→ GIVEN TASK:
Where the string "name" occurs in the material below, report the whole line.

→ Collected data entries:
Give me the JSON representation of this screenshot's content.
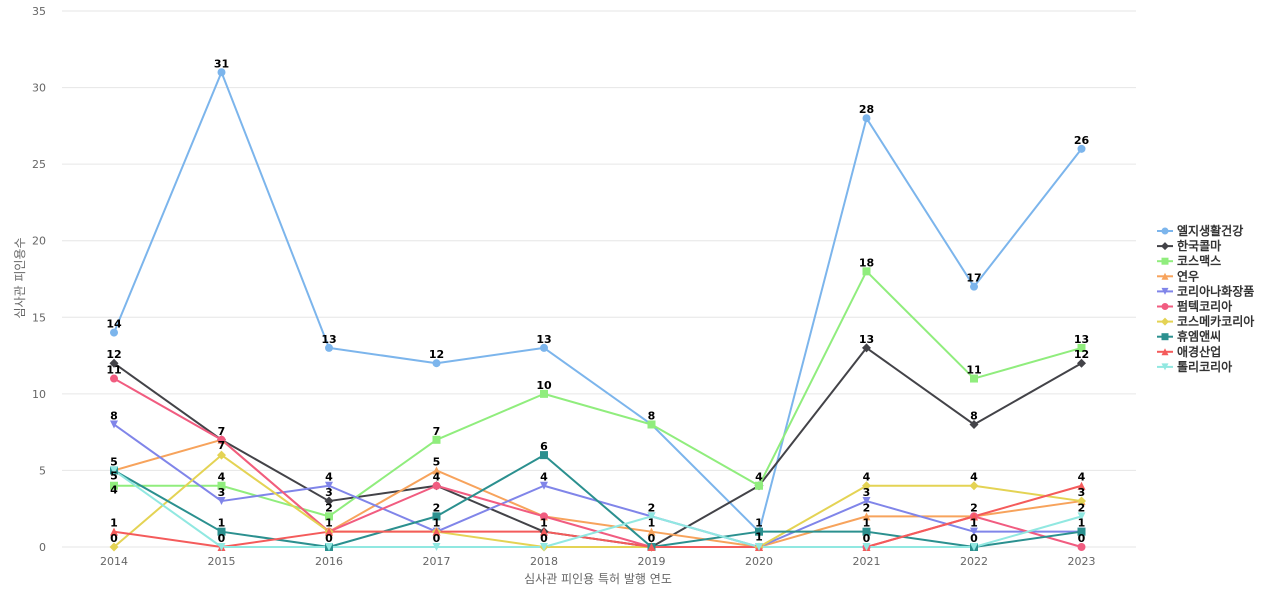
{
  "chart_data": {
    "type": "line",
    "xlabel": "심사관 피인용 특허 발행 연도",
    "ylabel": "심사관 피인용수",
    "ylim": [
      0,
      35
    ],
    "yticks": [
      0,
      5,
      10,
      15,
      20,
      25,
      30,
      35
    ],
    "grid": true,
    "legend_position": "right",
    "x": [
      "2014",
      "2015",
      "2016",
      "2017",
      "2018",
      "2019",
      "2020",
      "2021",
      "2022",
      "2023"
    ],
    "series": [
      {
        "name": "엘지생활건강",
        "color": "#7cb5ec",
        "marker": "circle",
        "values": [
          14,
          31,
          13,
          12,
          13,
          8,
          1,
          28,
          17,
          26
        ]
      },
      {
        "name": "한국콜마",
        "color": "#434348",
        "marker": "diamond",
        "values": [
          12,
          7,
          3,
          4,
          1,
          0,
          4,
          13,
          8,
          12
        ]
      },
      {
        "name": "코스맥스",
        "color": "#90ed7d",
        "marker": "square",
        "values": [
          4,
          4,
          2,
          7,
          10,
          8,
          4,
          18,
          11,
          13
        ]
      },
      {
        "name": "연우",
        "color": "#f7a35c",
        "marker": "triangle",
        "values": [
          5,
          7,
          1,
          5,
          2,
          1,
          0,
          2,
          2,
          3
        ]
      },
      {
        "name": "코리아나화장품",
        "color": "#8085e9",
        "marker": "triangle-down",
        "values": [
          8,
          3,
          4,
          1,
          4,
          2,
          0,
          3,
          1,
          1
        ]
      },
      {
        "name": "펌텍코리아",
        "color": "#f15c80",
        "marker": "circle",
        "values": [
          11,
          7,
          1,
          4,
          2,
          0,
          0,
          0,
          2,
          0
        ]
      },
      {
        "name": "코스메카코리아",
        "color": "#e4d354",
        "marker": "diamond",
        "values": [
          0,
          6,
          1,
          1,
          0,
          0,
          0,
          4,
          4,
          3
        ]
      },
      {
        "name": "휴엠앤씨",
        "color": "#2b908f",
        "marker": "square",
        "values": [
          5,
          1,
          0,
          2,
          6,
          0,
          1,
          1,
          0,
          1
        ]
      },
      {
        "name": "애경산업",
        "color": "#f45b5b",
        "marker": "triangle",
        "values": [
          1,
          0,
          1,
          1,
          1,
          0,
          0,
          0,
          2,
          4
        ]
      },
      {
        "name": "톨리코리아",
        "color": "#91e8e1",
        "marker": "triangle-down",
        "values": [
          5,
          0,
          0,
          0,
          0,
          2,
          0,
          0,
          0,
          2
        ]
      }
    ],
    "data_labels": [
      {
        "x": "2014",
        "series": [
          "엘지생활건강",
          "한국콜마",
          "코스맥스",
          "연우",
          "코리아나화장품",
          "펌텍코리아",
          "코스메카코리아",
          "휴엠앤씨",
          "애경산업"
        ]
      },
      {
        "x": "2015",
        "series": [
          "엘지생활건강",
          "한국콜마",
          "코스맥스",
          "연우",
          "코리아나화장품",
          "휴엠앤씨",
          "애경산업"
        ]
      },
      {
        "x": "2016",
        "series": [
          "엘지생활건강",
          "한국콜마",
          "코스맥스",
          "코리아나화장품",
          "코스메카코리아",
          "휴엠앤씨"
        ]
      },
      {
        "x": "2017",
        "series": [
          "엘지생활건강",
          "한국콜마",
          "코스맥스",
          "연우",
          "코리아나화장품",
          "휴엠앤씨",
          "톨리코리아"
        ]
      },
      {
        "x": "2018",
        "series": [
          "엘지생활건강",
          "코스맥스",
          "코리아나화장품",
          "휴엠앤씨",
          "애경산업",
          "코스메카코리아"
        ]
      },
      {
        "x": "2019",
        "series": [
          "엘지생활건강",
          "코리아나화장품",
          "연우",
          "휴엠앤씨"
        ]
      },
      {
        "x": "2020",
        "series": [
          "엘지생활건강",
          "한국콜마",
          "휴엠앤씨"
        ]
      },
      {
        "x": "2021",
        "series": [
          "엘지생활건강",
          "코스맥스",
          "한국콜마",
          "코스메카코리아",
          "코리아나화장품",
          "연우",
          "휴엠앤씨",
          "애경산업"
        ]
      },
      {
        "x": "2022",
        "series": [
          "엘지생활건강",
          "코스맥스",
          "한국콜마",
          "코스메카코리아",
          "연우",
          "코리아나화장품",
          "휴엠앤씨"
        ]
      },
      {
        "x": "2023",
        "series": [
          "엘지생활건강",
          "코스맥스",
          "한국콜마",
          "애경산업",
          "코스메카코리아",
          "톨리코리아",
          "휴엠앤씨",
          "펌텍코리아"
        ]
      }
    ]
  }
}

→ RESULT FOR THIS TASK:
        "name": "엘지생활건강",
        "name": "한국콜마",
        "name": "코스맥스",
        "name": "연우",
        "name": "코리아나화장품",
        "name": "펌텍코리아",
        "name": "코스메카코리아",
        "name": "휴엠앤씨",
        "name": "애경산업",
        "name": "톨리코리아",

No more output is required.